▶ **Instruction**
Leaving out the pictures, retype all the material exactly.

Recorded data:
_ _ _

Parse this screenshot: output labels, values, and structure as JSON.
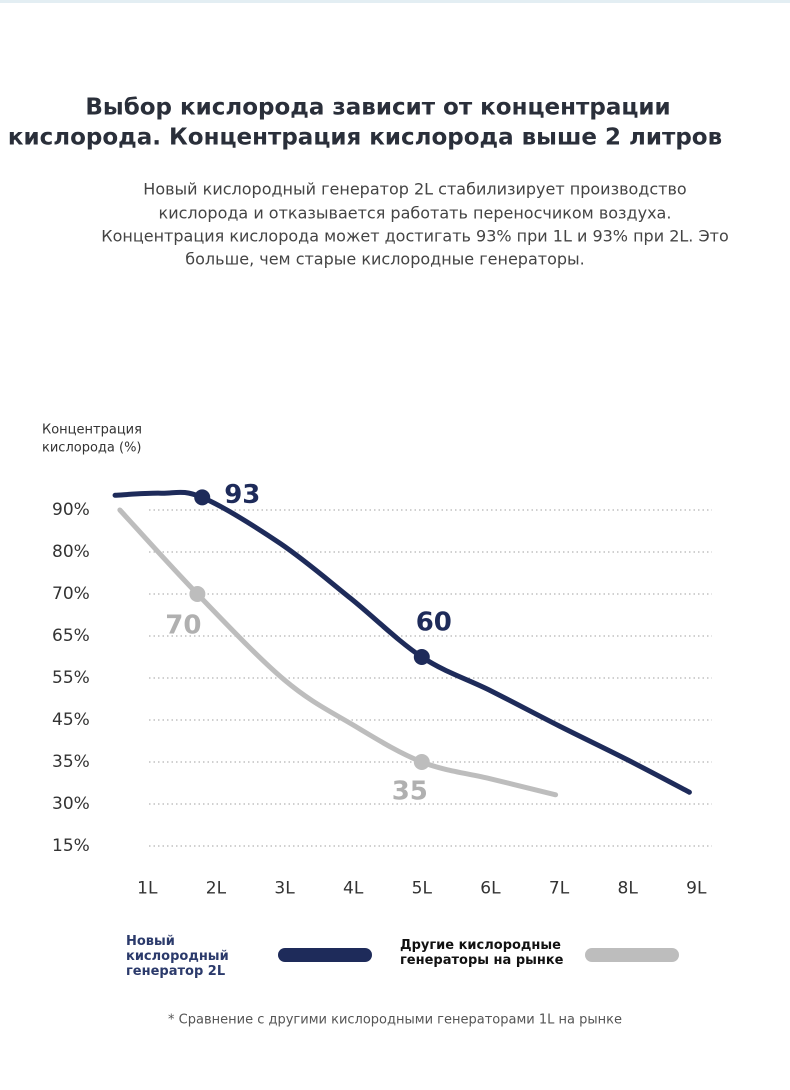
{
  "chart_data": {
    "type": "line",
    "title": [
      "Выбор кислорода зависит от концентрации",
      "кислорода. Концентрация кислорода выше 2 литров"
    ],
    "subtitle": [
      "Новый кислородный генератор 2L стабилизирует производство",
      "кислорода и отказывается работать переносчиком воздуха.",
      "Концентрация кислорода может достигать 93% при 1L и 93% при 2L. Это",
      "больше, чем старые кислородные генераторы."
    ],
    "ylabel": [
      "Концентрация",
      "кислорода (%)"
    ],
    "xlim": [
      0.5,
      9.2
    ],
    "xticks": [
      {
        "value": 1,
        "label": "1L"
      },
      {
        "value": 2,
        "label": "2L"
      },
      {
        "value": 3,
        "label": "3L"
      },
      {
        "value": 4,
        "label": "4L"
      },
      {
        "value": 5,
        "label": "5L"
      },
      {
        "value": 6,
        "label": "6L"
      },
      {
        "value": 7,
        "label": "7L"
      },
      {
        "value": 8,
        "label": "8L"
      },
      {
        "value": 9,
        "label": "9L"
      }
    ],
    "ylim": [
      12,
      97
    ],
    "yticks": [
      {
        "value": 90,
        "label": "90%"
      },
      {
        "value": 80,
        "label": "80%"
      },
      {
        "value": 70,
        "label": "70%"
      },
      {
        "value": 65,
        "label": "65%"
      },
      {
        "value": 55,
        "label": "55%"
      },
      {
        "value": 45,
        "label": "45%"
      },
      {
        "value": 35,
        "label": "35%"
      },
      {
        "value": 30,
        "label": "30%"
      },
      {
        "value": 15,
        "label": "15%"
      }
    ],
    "grid": true,
    "series": [
      {
        "name": "Новый кислородный генератор 2L",
        "color": "#1e2b5a",
        "x": [
          0.53,
          1.2,
          1.8,
          2.94,
          3.96,
          5,
          6,
          7,
          8,
          8.9
        ],
        "values": [
          93.5,
          94,
          93,
          82,
          69.5,
          60,
          52,
          43.6,
          35.5,
          31.4
        ],
        "value_labels": [
          null,
          null,
          "93",
          null,
          null,
          "60",
          null,
          null,
          null,
          null
        ]
      },
      {
        "name": "Другие кислородные генераторы на рынке",
        "color": "#bdbdbd",
        "x": [
          0.6,
          1.73,
          3,
          4,
          5,
          6,
          6.95
        ],
        "values": [
          90,
          70,
          54.5,
          43.8,
          35,
          33,
          31.1
        ],
        "value_labels": [
          null,
          "70",
          null,
          null,
          "35",
          null,
          null
        ]
      }
    ],
    "footnote": "* Сравнение с другими кислородными генераторами 1L на рынке"
  }
}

_ _ _

▶ **Problem solution**
Parse this screenshot: output labels, values, and structure as JSON.
{
  "chart_data": {
    "type": "line",
    "title": [
      "Выбор кислорода зависит от концентрации",
      "кислорода. Концентрация кислорода выше 2 литров"
    ],
    "subtitle": [
      "Новый кислородный генератор 2L стабилизирует производство",
      "кислорода и отказывается работать переносчиком воздуха.",
      "Концентрация кислорода может достигать 93% при 1L и 93% при 2L. Это",
      "больше, чем старые кислородные генераторы."
    ],
    "ylabel": [
      "Концентрация",
      "кислорода (%)"
    ],
    "xlim": [
      0.5,
      9.2
    ],
    "xticks": [
      {
        "value": 1,
        "label": "1L"
      },
      {
        "value": 2,
        "label": "2L"
      },
      {
        "value": 3,
        "label": "3L"
      },
      {
        "value": 4,
        "label": "4L"
      },
      {
        "value": 5,
        "label": "5L"
      },
      {
        "value": 6,
        "label": "6L"
      },
      {
        "value": 7,
        "label": "7L"
      },
      {
        "value": 8,
        "label": "8L"
      },
      {
        "value": 9,
        "label": "9L"
      }
    ],
    "ylim": [
      12,
      97
    ],
    "yticks": [
      {
        "value": 90,
        "label": "90%"
      },
      {
        "value": 80,
        "label": "80%"
      },
      {
        "value": 70,
        "label": "70%"
      },
      {
        "value": 65,
        "label": "65%"
      },
      {
        "value": 55,
        "label": "55%"
      },
      {
        "value": 45,
        "label": "45%"
      },
      {
        "value": 35,
        "label": "35%"
      },
      {
        "value": 30,
        "label": "30%"
      },
      {
        "value": 15,
        "label": "15%"
      }
    ],
    "grid": true,
    "series": [
      {
        "name": "Новый кислородный генератор 2L",
        "color": "#1e2b5a",
        "x": [
          0.53,
          1.2,
          1.8,
          2.94,
          3.96,
          5,
          6,
          7,
          8,
          8.9
        ],
        "values": [
          93.5,
          94,
          93,
          82,
          69.5,
          60,
          52,
          43.6,
          35.5,
          31.4
        ],
        "value_labels": [
          null,
          null,
          "93",
          null,
          null,
          "60",
          null,
          null,
          null,
          null
        ]
      },
      {
        "name": "Другие кислородные генераторы на рынке",
        "color": "#bdbdbd",
        "x": [
          0.6,
          1.73,
          3,
          4,
          5,
          6,
          6.95
        ],
        "values": [
          90,
          70,
          54.5,
          43.8,
          35,
          33,
          31.1
        ],
        "value_labels": [
          null,
          "70",
          null,
          null,
          "35",
          null,
          null
        ]
      }
    ],
    "footnote": "* Сравнение с другими кислородными генераторами 1L на рынке"
  }
}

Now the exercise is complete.